[Begin]

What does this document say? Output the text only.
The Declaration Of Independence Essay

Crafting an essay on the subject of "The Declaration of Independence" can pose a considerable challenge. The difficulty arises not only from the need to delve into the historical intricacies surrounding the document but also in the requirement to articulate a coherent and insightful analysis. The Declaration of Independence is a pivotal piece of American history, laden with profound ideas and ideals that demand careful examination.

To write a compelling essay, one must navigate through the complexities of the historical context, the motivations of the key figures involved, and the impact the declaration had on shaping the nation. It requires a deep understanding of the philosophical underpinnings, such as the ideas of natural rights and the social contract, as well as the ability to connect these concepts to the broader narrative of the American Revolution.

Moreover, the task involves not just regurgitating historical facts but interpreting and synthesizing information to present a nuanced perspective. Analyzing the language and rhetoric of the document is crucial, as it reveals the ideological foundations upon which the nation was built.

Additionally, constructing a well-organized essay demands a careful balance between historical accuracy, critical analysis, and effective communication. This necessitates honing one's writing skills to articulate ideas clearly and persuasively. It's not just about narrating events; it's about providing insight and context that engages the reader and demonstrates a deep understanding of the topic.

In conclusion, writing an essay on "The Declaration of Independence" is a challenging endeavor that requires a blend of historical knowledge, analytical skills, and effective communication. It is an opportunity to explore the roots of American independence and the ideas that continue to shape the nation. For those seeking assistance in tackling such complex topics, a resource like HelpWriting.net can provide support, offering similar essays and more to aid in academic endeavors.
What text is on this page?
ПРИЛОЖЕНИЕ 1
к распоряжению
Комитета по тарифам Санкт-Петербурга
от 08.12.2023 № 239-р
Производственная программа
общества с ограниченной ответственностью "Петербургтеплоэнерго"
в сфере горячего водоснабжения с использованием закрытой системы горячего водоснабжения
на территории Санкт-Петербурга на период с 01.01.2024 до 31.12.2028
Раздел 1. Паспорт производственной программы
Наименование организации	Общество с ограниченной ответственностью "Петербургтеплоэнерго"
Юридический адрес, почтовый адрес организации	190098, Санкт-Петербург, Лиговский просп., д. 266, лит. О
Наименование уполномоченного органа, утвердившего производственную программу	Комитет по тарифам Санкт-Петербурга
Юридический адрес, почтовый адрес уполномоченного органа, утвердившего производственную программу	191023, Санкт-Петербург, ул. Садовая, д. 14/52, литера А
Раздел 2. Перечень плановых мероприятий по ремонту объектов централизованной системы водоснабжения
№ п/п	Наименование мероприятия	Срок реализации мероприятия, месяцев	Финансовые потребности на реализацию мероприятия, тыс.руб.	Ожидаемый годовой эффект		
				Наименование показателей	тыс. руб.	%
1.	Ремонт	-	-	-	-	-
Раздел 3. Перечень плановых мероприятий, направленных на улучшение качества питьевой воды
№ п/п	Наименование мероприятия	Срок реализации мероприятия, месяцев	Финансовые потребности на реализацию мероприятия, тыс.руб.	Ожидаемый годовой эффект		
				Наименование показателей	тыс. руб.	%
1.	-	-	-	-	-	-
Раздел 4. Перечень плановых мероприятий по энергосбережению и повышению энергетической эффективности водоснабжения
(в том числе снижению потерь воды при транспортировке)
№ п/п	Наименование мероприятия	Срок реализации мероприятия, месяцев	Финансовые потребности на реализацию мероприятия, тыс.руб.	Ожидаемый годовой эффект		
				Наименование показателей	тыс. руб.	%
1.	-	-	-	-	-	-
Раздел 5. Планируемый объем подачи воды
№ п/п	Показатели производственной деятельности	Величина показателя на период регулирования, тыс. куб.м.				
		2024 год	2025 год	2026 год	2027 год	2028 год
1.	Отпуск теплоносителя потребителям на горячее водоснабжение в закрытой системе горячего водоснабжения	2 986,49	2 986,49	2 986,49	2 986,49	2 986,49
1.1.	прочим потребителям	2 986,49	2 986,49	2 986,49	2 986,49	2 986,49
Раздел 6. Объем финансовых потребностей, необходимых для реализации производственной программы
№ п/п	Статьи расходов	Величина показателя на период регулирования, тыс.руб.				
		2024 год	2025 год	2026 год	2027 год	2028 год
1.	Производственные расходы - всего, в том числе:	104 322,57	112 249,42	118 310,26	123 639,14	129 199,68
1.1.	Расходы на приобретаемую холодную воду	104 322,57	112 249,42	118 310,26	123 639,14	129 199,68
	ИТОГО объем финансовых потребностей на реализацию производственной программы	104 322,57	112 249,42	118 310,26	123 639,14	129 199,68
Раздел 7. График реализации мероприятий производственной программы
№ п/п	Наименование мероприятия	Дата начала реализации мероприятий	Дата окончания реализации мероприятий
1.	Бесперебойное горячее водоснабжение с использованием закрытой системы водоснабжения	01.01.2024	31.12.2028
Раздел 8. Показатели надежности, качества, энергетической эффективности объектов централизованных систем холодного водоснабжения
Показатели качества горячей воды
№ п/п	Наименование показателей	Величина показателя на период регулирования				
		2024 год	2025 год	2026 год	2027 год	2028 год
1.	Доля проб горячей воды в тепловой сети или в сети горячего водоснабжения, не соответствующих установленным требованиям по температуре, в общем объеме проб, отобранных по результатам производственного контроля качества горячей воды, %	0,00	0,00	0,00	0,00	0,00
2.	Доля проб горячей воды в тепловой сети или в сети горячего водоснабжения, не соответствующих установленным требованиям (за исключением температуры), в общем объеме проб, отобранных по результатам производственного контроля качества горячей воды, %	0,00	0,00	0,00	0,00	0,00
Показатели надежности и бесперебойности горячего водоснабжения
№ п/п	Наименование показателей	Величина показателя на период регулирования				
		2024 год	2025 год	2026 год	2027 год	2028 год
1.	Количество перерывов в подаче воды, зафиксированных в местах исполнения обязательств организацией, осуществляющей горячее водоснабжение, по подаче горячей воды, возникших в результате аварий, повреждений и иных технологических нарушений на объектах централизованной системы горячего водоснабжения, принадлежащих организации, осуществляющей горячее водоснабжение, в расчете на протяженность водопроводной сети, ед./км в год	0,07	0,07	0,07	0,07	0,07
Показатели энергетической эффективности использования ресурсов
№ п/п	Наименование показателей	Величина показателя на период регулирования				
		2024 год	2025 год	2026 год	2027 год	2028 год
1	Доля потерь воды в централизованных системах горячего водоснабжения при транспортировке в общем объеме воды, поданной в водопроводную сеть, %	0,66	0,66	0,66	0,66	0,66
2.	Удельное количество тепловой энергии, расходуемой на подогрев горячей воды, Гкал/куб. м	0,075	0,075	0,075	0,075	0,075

[End]

→ **Written task**: Print every entry exactly as it appears.

→ **Exercise output**:
What does this document say? Output the text only.
The Declaration Of Independence Essay

Crafting an essay on the subject of "The Declaration of Independence" can pose a considerable challenge. The difficulty arises not only from the need to delve into the historical intricacies surrounding the document but also in the requirement to articulate a coherent and insightful analysis. The Declaration of Independence is a pivotal piece of American history, laden with profound ideas and ideals that demand careful examination.

To write a compelling essay, one must navigate through the complexities of the historical context, the motivations of the key figures involved, and the impact the declaration had on shaping the nation. It requires a deep understanding of the philosophical underpinnings, such as the ideas of natural rights and the social contract, as well as the ability to connect these concepts to the broader narrative of the American Revolution.

Moreover, the task involves not just regurgitating historical facts but interpreting and synthesizing information to present a nuanced perspective. Analyzing the language and rhetoric of the document is crucial, as it reveals the ideological foundations upon which the nation was built.

Additionally, constructing a well-organized essay demands a careful balance between historical accuracy, critical analysis, and effective communication. This necessitates honing one's writing skills to articulate ideas clearly and persuasively. It's not just about narrating events; it's about providing insight and context that engages the reader and demonstrates a deep understanding of the topic.

In conclusion, writing an essay on "The Declaration of Independence" is a challenging endeavor that requires a blend of historical knowledge, analytical skills, and effective communication. It is an opportunity to explore the roots of American independence and the ideas that continue to shape the nation. For those seeking assistance in tackling such complex topics, a resource like HelpWriting.net can provide support, offering similar essays and more to aid in academic endeavors.
What text is on this page?
ПРИЛОЖЕНИЕ 1
к распоряжению
Комитета по тарифам Санкт-Петербурга
от 08.12.2023 № 239-р
Производственная программа
общества с ограниченной ответственностью "Петербургтеплоэнерго"
в сфере горячего водоснабжения с использованием закрытой системы горячего водоснабжения
на территории Санкт-Петербурга на период с 01.01.2024 до 31.12.2028
Раздел 1. Паспорт производственной программы
Наименование организации	Общество с ограниченной ответственностью "Петербургтеплоэнерго"
Юридический адрес, почтовый адрес организации	190098, Санкт-Петербург, Лиговский просп., д. 266, лит. О
Наименование уполномоченного органа, утвердившего производственную программу	Комитет по тарифам Санкт-Петербурга
Юридический адрес, почтовый адрес уполномоченного органа, утвердившего производственную программу	191023, Санкт-Петербург, ул. Садовая, д. 14/52, литера А
Раздел 2. Перечень плановых мероприятий по ремонту объектов централизованной системы водоснабжения
№ п/п	Наименование мероприятия	Срок реализации мероприятия, месяцев	Финансовые потребности на реализацию мероприятия, тыс.руб.	Ожидаемый годовой эффект		
				Наименование показателей	тыс. руб.	%
1.	Ремонт	-	-	-	-	-
Раздел 3. Перечень плановых мероприятий, направленных на улучшение качества питьевой воды
№ п/п	Наименование мероприятия	Срок реализации мероприятия, месяцев	Финансовые потребности на реализацию мероприятия, тыс.руб.	Ожидаемый годовой эффект		
				Наименование показателей	тыс. руб.	%
1.	-	-	-	-	-	-
Раздел 4. Перечень плановых мероприятий по энергосбережению и повышению энергетической эффективности водоснабжения
(в том числе снижению потерь воды при транспортировке)
№ п/п	Наименование мероприятия	Срок реализации мероприятия, месяцев	Финансовые потребности на реализацию мероприятия, тыс.руб.	Ожидаемый годовой эффект		
				Наименование показателей	тыс. руб.	%
1.	-	-	-	-	-	-
Раздел 5. Планируемый объем подачи воды
№ п/п	Показатели производственной деятельности	Величина показателя на период регулирования, тыс. куб.м.				
		2024 год	2025 год	2026 год	2027 год	2028 год
1.	Отпуск теплоносителя потребителям на горячее водоснабжение в закрытой системе горячего водоснабжения	2 986,49	2 986,49	2 986,49	2 986,49	2 986,49
1.1.	прочим потребителям	2 986,49	2 986,49	2 986,49	2 986,49	2 986,49
Раздел 6. Объем финансовых потребностей, необходимых для реализации производственной программы
№ п/п	Статьи расходов	Величина показателя на период регулирования, тыс.руб.				
		2024 год	2025 год	2026 год	2027 год	2028 год
1.	Производственные расходы - всего, в том числе:	104 322,57	112 249,42	118 310,26	123 639,14	129 199,68
1.1.	Расходы на приобретаемую холодную воду	104 322,57	112 249,42	118 310,26	123 639,14	129 199,68
	ИТОГО объем финансовых потребностей на реализацию производственной программы	104 322,57	112 249,42	118 310,26	123 639,14	129 199,68
Раздел 7. График реализации мероприятий производственной программы
№ п/п	Наименование мероприятия	Дата начала реализации мероприятий	Дата окончания реализации мероприятий
1.	Бесперебойное горячее водоснабжение с использованием закрытой системы водоснабжения	01.01.2024	31.12.2028
Раздел 8. Показатели надежности, качества, энергетической эффективности объектов централизованных систем холодного водоснабжения
Показатели качества горячей воды
№ п/п	Наименование показателей	Величина показателя на период регулирования				
		2024 год	2025 год	2026 год	2027 год	2028 год
1.	Доля проб горячей воды в тепловой сети или в сети горячего водоснабжения, не соответствующих установленным требованиям по температуре, в общем объеме проб, отобранных по результатам производственного контроля качества горячей воды, %	0,00	0,00	0,00	0,00	0,00
2.	Доля проб горячей воды в тепловой сети или в сети горячего водоснабжения, не соответствующих установленным требованиям (за исключением температуры), в общем объеме проб, отобранных по результатам производственного контроля качества горячей воды, %	0,00	0,00	0,00	0,00	0,00
Показатели надежности и бесперебойности горячего водоснабжения
№ п/п	Наименование показателей	Величина показателя на период регулирования				
		2024 год	2025 год	2026 год	2027 год	2028 год
1.	Количество перерывов в подаче воды, зафиксированных в местах исполнения обязательств организацией, осуществляющей горячее водоснабжение, по подаче горячей воды, возникших в результате аварий, повреждений и иных технологических нарушений на объектах централизованной системы горячего водоснабжения, принадлежащих организации, осуществляющей горячее водоснабжение, в расчете на протяженность водопроводной сети, ед./км в год	0,07	0,07	0,07	0,07	0,07
Показатели энергетической эффективности использования ресурсов
№ п/п	Наименование показателей	Величина показателя на период регулирования				
		2024 год	2025 год	2026 год	2027 год	2028 год
1	Доля потерь воды в централизованных системах горячего водоснабжения при транспортировке в общем объеме воды, поданной в водопроводную сеть, %	0,66	0,66	0,66	0,66	0,66
2.	Удельное количество тепловой энергии, расходуемой на подогрев горячей воды, Гкал/куб. м	0,075	0,075	0,075	0,075	0,075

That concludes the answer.